Data entries
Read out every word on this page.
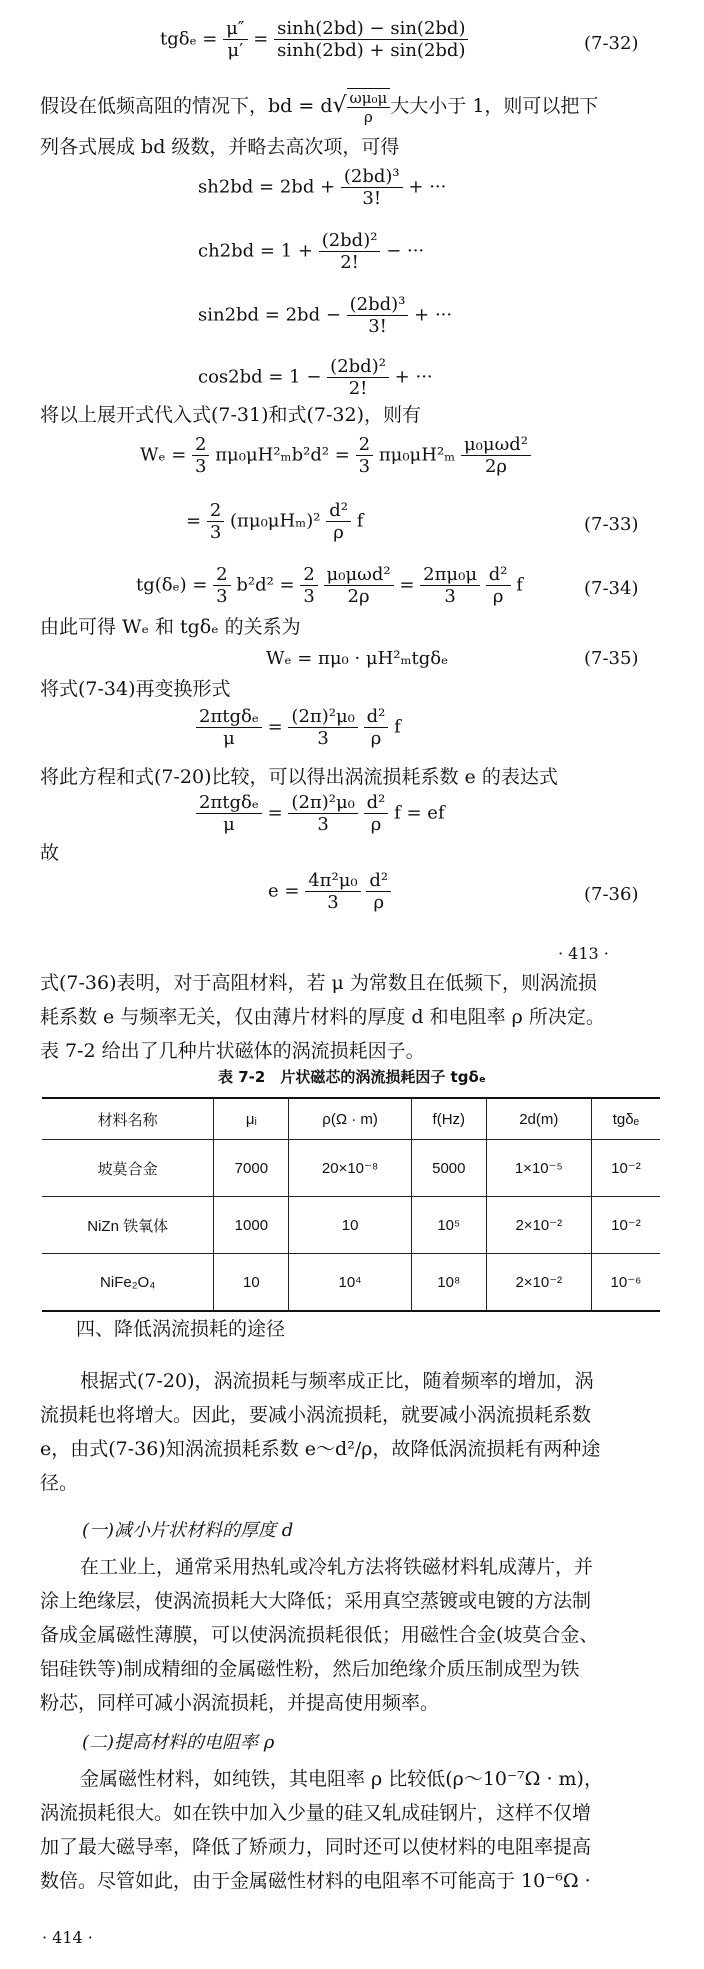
$tg\delta_e = \frac{\mu''}{\mu'} = \frac{\sinh(2bd) - \sin(2bd)}{\sinh(2bd) + \sin(2bd)}$	(7-32)
假设在低频高阻的情况下，bd = $d√ \frac{\text{ωμ₀μ}}{\rho}$ 大大小于 1，则可以把下
列各式展成 bd 级数，并略去高次项，可得
$sh2bd = 2bd + \frac{\text{(2bd)³}}{3!}$ + ···
$ch2bd = 1 + \frac{\text{(2bd)²}}{2!}$ − ···
$\sin 2bd = 2bd - \frac{\text{(2bd)³}}{3!}$ + ···
$\cos 2bd = 1 - \frac{\text{(2bd)²}}{2!}$ + ···
将以上展开式代入式(7-31)和式(7-32)，则有
$W_e = \frac{2}{3} \pi\mu_0\mu H^2_mb^2d^2 = \frac{2}{3} \pi\mu_0\mu H^2_m \frac{\text{μ₀μωd²}}{2\rho}$
= $\frac{2}{3} (\pi\mu_0\mu H_m)^2 \frac{\text{d²}}{\rho}$ f	(7-33)
$tg(\delta_e) = \frac{2}{3} b^2d^2 = \frac{2}{3}$
$\frac{\text{μ₀μωd²}}{2\rho} = \frac{\text{2πμ₀μ}}{3}$
$\frac{\text{d²}}{\rho}$ f	(7-34)
由此可得 Wₑ 和 tgδₑ 的关系为
Wₑ = πμ₀ · μH²ₘtgδₑ	(7-35)
将式(7-34)再变换形式
$\frac{\text{2πtgδₑ}}{\mu} = \frac{\text{(2π)²μ₀}}{3}$
$\frac{\text{d²}}{\rho}$ f
将此方程和式(7-20)比较，可以得出涡流损耗系数 e 的表达式
$\frac{\text{2πtgδₑ}}{\mu} = \frac{\text{(2π)²μ₀}}{3}$
$\frac{\text{d²}}{\rho}$ f = ef
故
$e = \frac{\text{4π²μ₀}}{3}$
$\frac{\text{d²}}{\rho}$	(7-36)
· 413 ·
式(7-36)表明，对于高阻材料，若 μ 为常数且在低频下，则涡流损
耗系数 e 与频率无关，仅由薄片材料的厚度 d 和电阻率 ρ 所决定。
表 7-2 给出了几种片状磁体的涡流损耗因子。
表 7-2　片状磁芯的涡流损耗因子 tgδₑ
材料名称	μᵢ	ρ(Ω · m)	f(Hz)	2d(m)	tgδₑ
坡莫合金	7000	20×10⁻⁸	5000	1×10⁻⁵	10⁻²
NiZn 铁氧体	1000	10	10⁵	2×10⁻²	10⁻²
NiFe₂O₄	10	10⁴	10⁸	2×10⁻²	10⁻⁶
四、降低涡流损耗的途径
根据式(7-20)，涡流损耗与频率成正比，随着频率的增加，涡
流损耗也将增大。因此，要减小涡流损耗，就要减小涡流损耗系数
e，由式(7-36)知涡流损耗系数 e～d²/ρ，故降低涡流损耗有两种途
径。
(一)减小片状材料的厚度 d
在工业上，通常采用热轧或冷轧方法将铁磁材料轧成薄片，并
涂上绝缘层，使涡流损耗大大降低；采用真空蒸镀或电镀的方法制
备成金属磁性薄膜，可以使涡流损耗很低；用磁性合金(坡莫合金、
铝硅铁等)制成精细的金属磁性粉，然后加绝缘介质压制成型为铁
粉芯，同样可减小涡流损耗，并提高使用频率。
(二)提高材料的电阻率 ρ
金属磁性材料，如纯铁，其电阻率 ρ 比较低(ρ～10⁻⁷Ω · m)，
涡流损耗很大。如在铁中加入少量的硅又轧成硅钢片，这样不仅增
加了最大磁导率，降低了矫顽力，同时还可以使材料的电阻率提高
数倍。尽管如此，由于金属磁性材料的电阻率不可能高于 10⁻⁶Ω ·
· 414 ·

TASK TO CARRY OUT = Scan the material and collect every line that contains "μ₀μωd²".

RIGHT ANSWER =
$W_e = \frac{2}{3} \pi\mu_0\mu H^2_mb^2d^2 = \frac{2}{3} \pi\mu_0\mu H^2_m \frac{\text{μ₀μωd²}}{2\rho}$
$\frac{\text{μ₀μωd²}}{2\rho} = \frac{\text{2πμ₀μ}}{3}$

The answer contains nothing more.